### Set exercise
Return all the entries exactly, keeping pictures out.

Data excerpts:
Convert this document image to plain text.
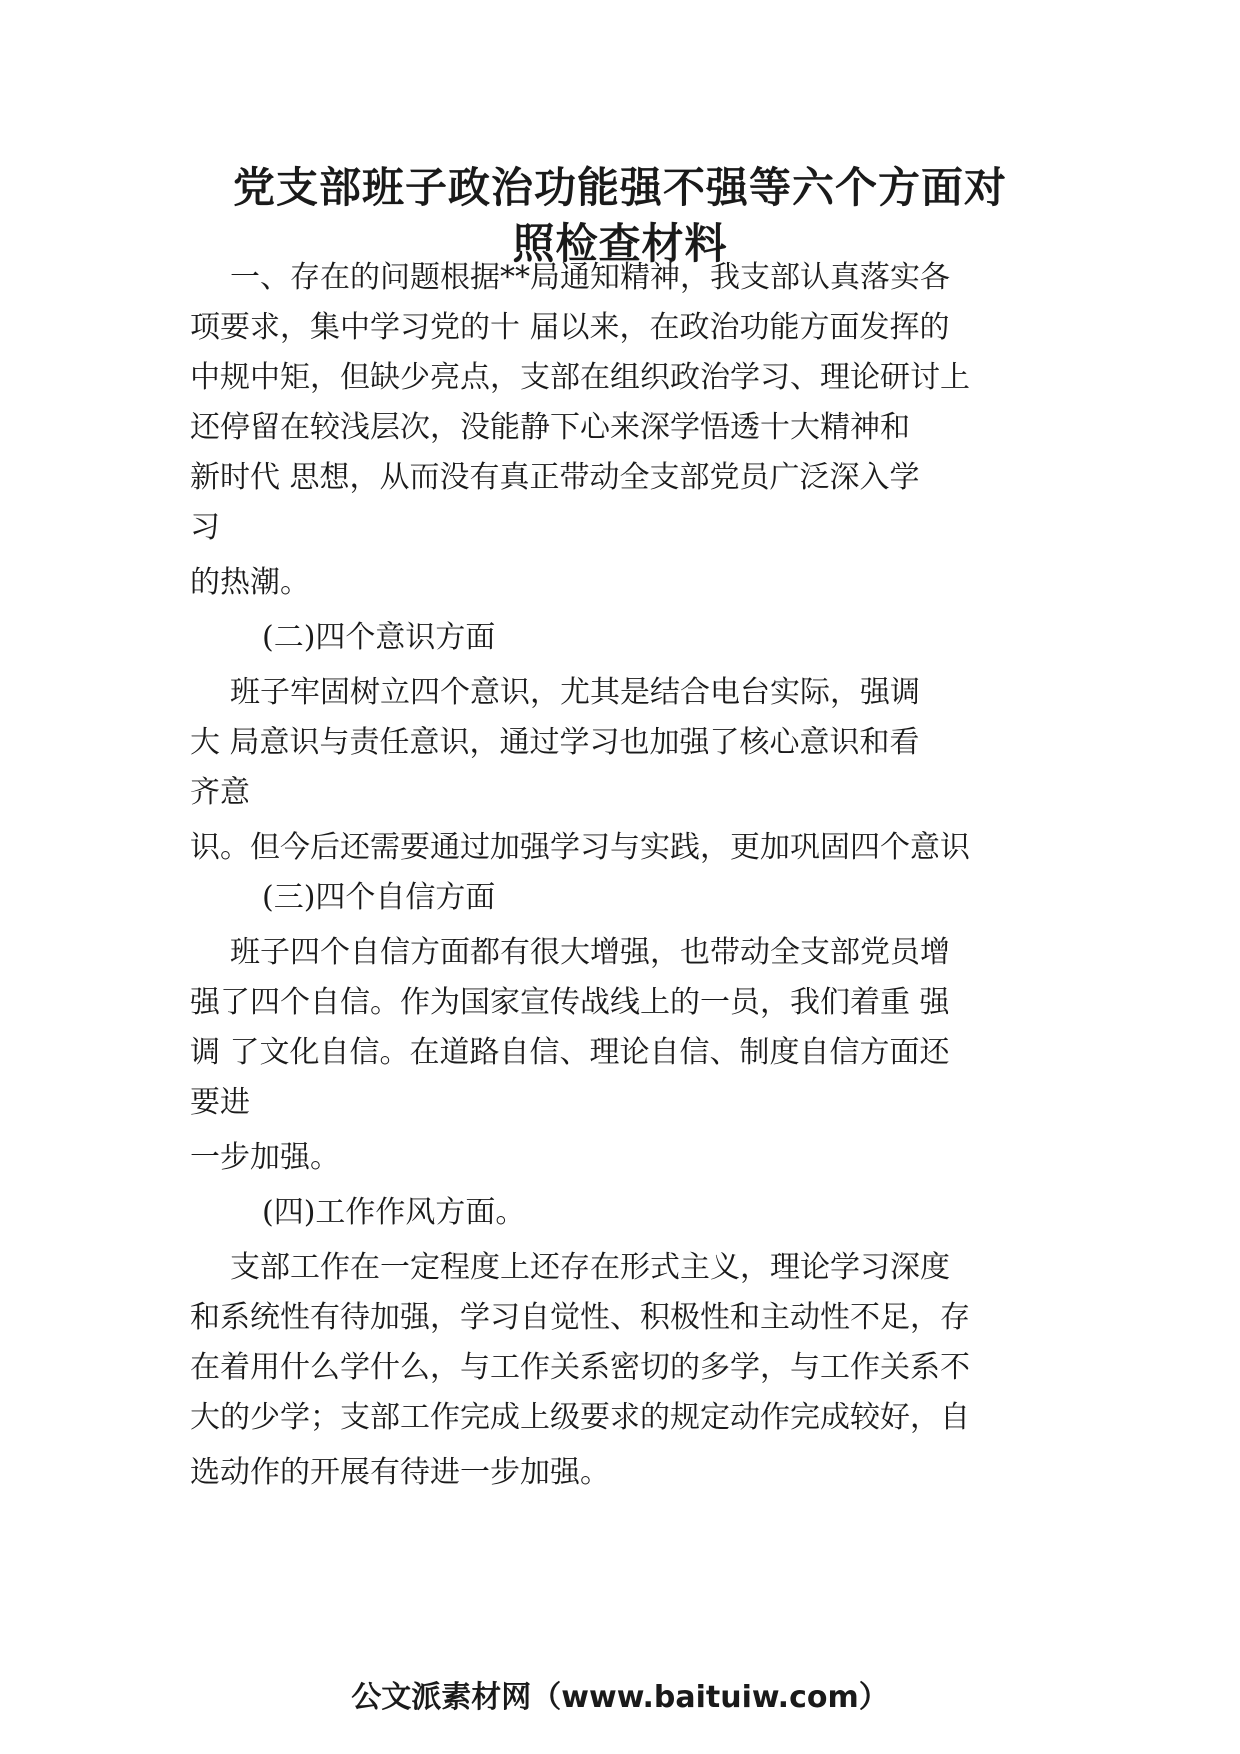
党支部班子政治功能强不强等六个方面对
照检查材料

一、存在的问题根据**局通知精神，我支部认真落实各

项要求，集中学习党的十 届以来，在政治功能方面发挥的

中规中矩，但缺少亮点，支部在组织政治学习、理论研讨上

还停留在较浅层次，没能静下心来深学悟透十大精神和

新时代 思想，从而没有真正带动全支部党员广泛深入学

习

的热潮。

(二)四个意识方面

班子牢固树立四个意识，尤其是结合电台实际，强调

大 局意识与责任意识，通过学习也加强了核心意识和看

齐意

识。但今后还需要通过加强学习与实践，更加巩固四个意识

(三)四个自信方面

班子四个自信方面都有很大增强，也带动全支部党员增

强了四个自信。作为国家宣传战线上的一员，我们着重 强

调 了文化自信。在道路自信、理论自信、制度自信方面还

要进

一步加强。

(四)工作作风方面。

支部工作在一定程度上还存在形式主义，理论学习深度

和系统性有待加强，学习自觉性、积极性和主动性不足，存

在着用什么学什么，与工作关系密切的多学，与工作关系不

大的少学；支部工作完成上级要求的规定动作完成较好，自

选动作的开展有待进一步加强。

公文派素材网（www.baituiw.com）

### The response
Convert this document image to plain text.
党支部班子政治功能强不强等六个方面对
照检查材料

一、存在的问题根据**局通知精神，我支部认真落实各

项要求，集中学习党的十 届以来，在政治功能方面发挥的

中规中矩，但缺少亮点，支部在组织政治学习、理论研讨上

还停留在较浅层次，没能静下心来深学悟透十大精神和

新时代 思想，从而没有真正带动全支部党员广泛深入学

习

的热潮。

(二)四个意识方面

班子牢固树立四个意识，尤其是结合电台实际，强调

大 局意识与责任意识，通过学习也加强了核心意识和看

齐意

识。但今后还需要通过加强学习与实践，更加巩固四个意识

(三)四个自信方面

班子四个自信方面都有很大增强，也带动全支部党员增

强了四个自信。作为国家宣传战线上的一员，我们着重 强

调 了文化自信。在道路自信、理论自信、制度自信方面还

要进

一步加强。

(四)工作作风方面。

支部工作在一定程度上还存在形式主义，理论学习深度

和系统性有待加强，学习自觉性、积极性和主动性不足，存

在着用什么学什么，与工作关系密切的多学，与工作关系不

大的少学；支部工作完成上级要求的规定动作完成较好，自

选动作的开展有待进一步加强。

公文派素材网（www.baituiw.com）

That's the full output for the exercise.